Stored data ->
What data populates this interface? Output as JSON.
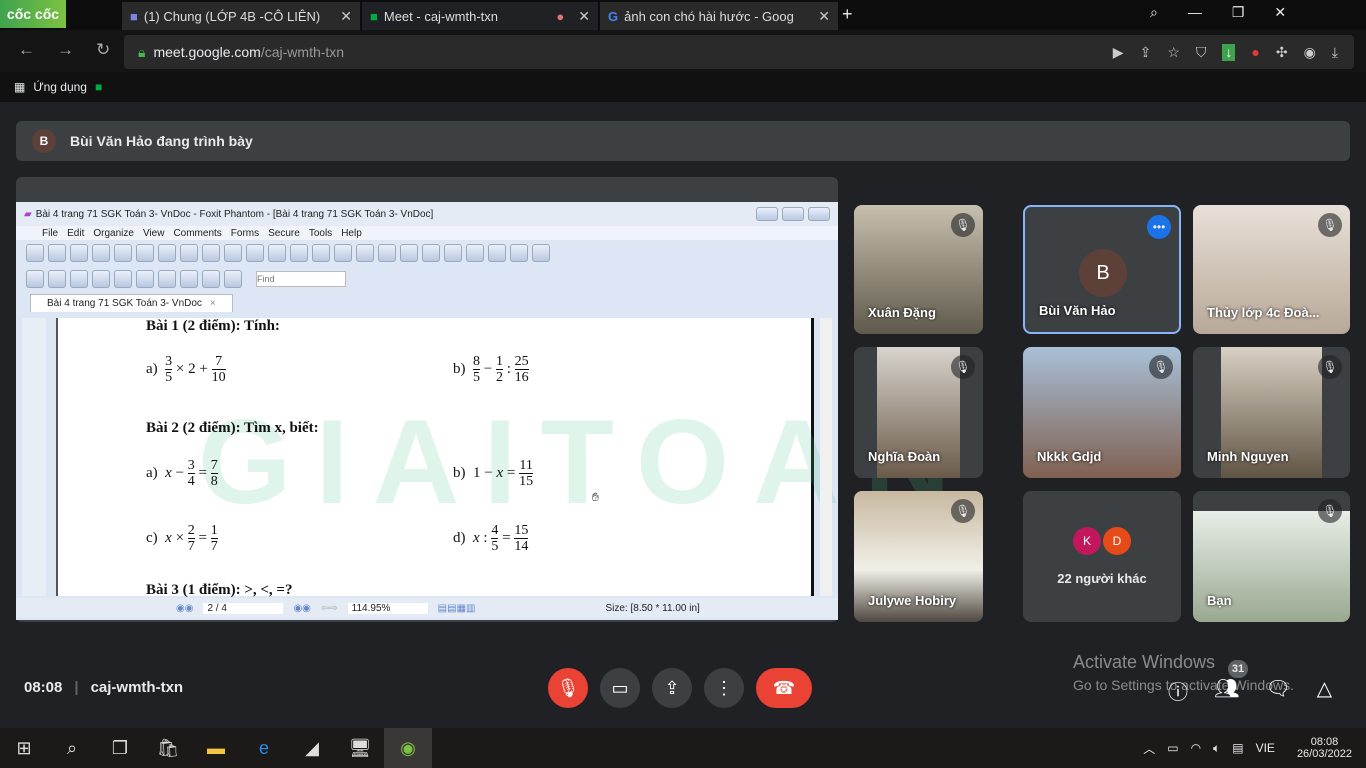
{
  "browser": {
    "brand": "cốc cốc",
    "tabs": [
      {
        "label": "(1) Chung (LỚP 4B -CÔ LIÊN)"
      },
      {
        "label": "Meet - caj-wmth-txn",
        "active": true
      },
      {
        "label": "ảnh con chó hài hước - Goog"
      }
    ],
    "url_host": "meet.google.com",
    "url_path": "/caj-wmth-txn",
    "bookmark": "Ứng dụng"
  },
  "meet": {
    "presenter_initial": "B",
    "banner": "Bùi Văn Hảo đang trình bày",
    "time": "08:08",
    "code": "caj-wmth-txn",
    "participants_count": "31",
    "tiles": [
      {
        "name": "Xuân Đặng"
      },
      {
        "name": "Bùi Văn Hảo",
        "initial": "B"
      },
      {
        "name": "Thủy lớp 4c Đoà..."
      },
      {
        "name": "Nghĩa Đoàn"
      },
      {
        "name": "Nkkk Gdjd"
      },
      {
        "name": "Minh Nguyen"
      },
      {
        "name": "Julywe Hobiry"
      },
      {
        "name": "22 người khác",
        "initials": [
          "K",
          "D"
        ]
      },
      {
        "name": "Bạn"
      }
    ],
    "watermark_title": "Activate Windows",
    "watermark_sub": "Go to Settings to activate Windows."
  },
  "foxit": {
    "title": "Bài 4 trang 71 SGK Toán 3- VnDoc - Foxit Phantom - [Bài 4 trang 71 SGK Toán 3- VnDoc]",
    "menu": [
      "File",
      "Edit",
      "Organize",
      "View",
      "Comments",
      "Forms",
      "Secure",
      "Tools",
      "Help"
    ],
    "find_placeholder": "Find",
    "doc_tab": "Bài 4 trang 71 SGK Toán 3- VnDoc",
    "page": "2 / 4",
    "zoom": "114.95%",
    "size": "Size: [8.50 * 11.00 in]",
    "watermark": "GIAITOAN",
    "content": {
      "bai1": "Bài 1 (2 điểm): Tính:",
      "bai2": "Bài 2 (2 điểm): Tìm x, biết:",
      "bai3": "Bài 3 (1 điểm): >, <, =?"
    }
  },
  "taskbar": {
    "lang": "VIE",
    "time": "08:08",
    "date": "26/03/2022"
  }
}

What the task requires -> Pictures appear in the records above. Output everything except them, exactly.

Answer for this exercise ->
What data populates this interface? Output as JSON.
{
  "browser": {
    "brand": "cốc cốc",
    "tabs": [
      {
        "label": "(1) Chung (LỚP 4B -CÔ LIÊN)"
      },
      {
        "label": "Meet - caj-wmth-txn",
        "active": true
      },
      {
        "label": "ảnh con chó hài hước - Goog"
      }
    ],
    "url_host": "meet.google.com",
    "url_path": "/caj-wmth-txn",
    "bookmark": "Ứng dụng"
  },
  "meet": {
    "presenter_initial": "B",
    "banner": "Bùi Văn Hảo đang trình bày",
    "time": "08:08",
    "code": "caj-wmth-txn",
    "participants_count": "31",
    "tiles": [
      {
        "name": "Xuân Đặng"
      },
      {
        "name": "Bùi Văn Hảo",
        "initial": "B"
      },
      {
        "name": "Thủy lớp 4c Đoà..."
      },
      {
        "name": "Nghĩa Đoàn"
      },
      {
        "name": "Nkkk Gdjd"
      },
      {
        "name": "Minh Nguyen"
      },
      {
        "name": "Julywe Hobiry"
      },
      {
        "name": "22 người khác",
        "initials": [
          "K",
          "D"
        ]
      },
      {
        "name": "Bạn"
      }
    ],
    "watermark_title": "Activate Windows",
    "watermark_sub": "Go to Settings to activate Windows."
  },
  "foxit": {
    "title": "Bài 4 trang 71 SGK Toán 3- VnDoc - Foxit Phantom - [Bài 4 trang 71 SGK Toán 3- VnDoc]",
    "menu": [
      "File",
      "Edit",
      "Organize",
      "View",
      "Comments",
      "Forms",
      "Secure",
      "Tools",
      "Help"
    ],
    "find_placeholder": "Find",
    "doc_tab": "Bài 4 trang 71 SGK Toán 3- VnDoc",
    "page": "2 / 4",
    "zoom": "114.95%",
    "size": "Size: [8.50 * 11.00 in]",
    "watermark": "GIAITOAN",
    "content": {
      "bai1": "Bài 1 (2 điểm): Tính:",
      "bai2": "Bài 2 (2 điểm): Tìm x, biết:",
      "bai3": "Bài 3 (1 điểm): >, <, =?"
    }
  },
  "taskbar": {
    "lang": "VIE",
    "time": "08:08",
    "date": "26/03/2022"
  }
}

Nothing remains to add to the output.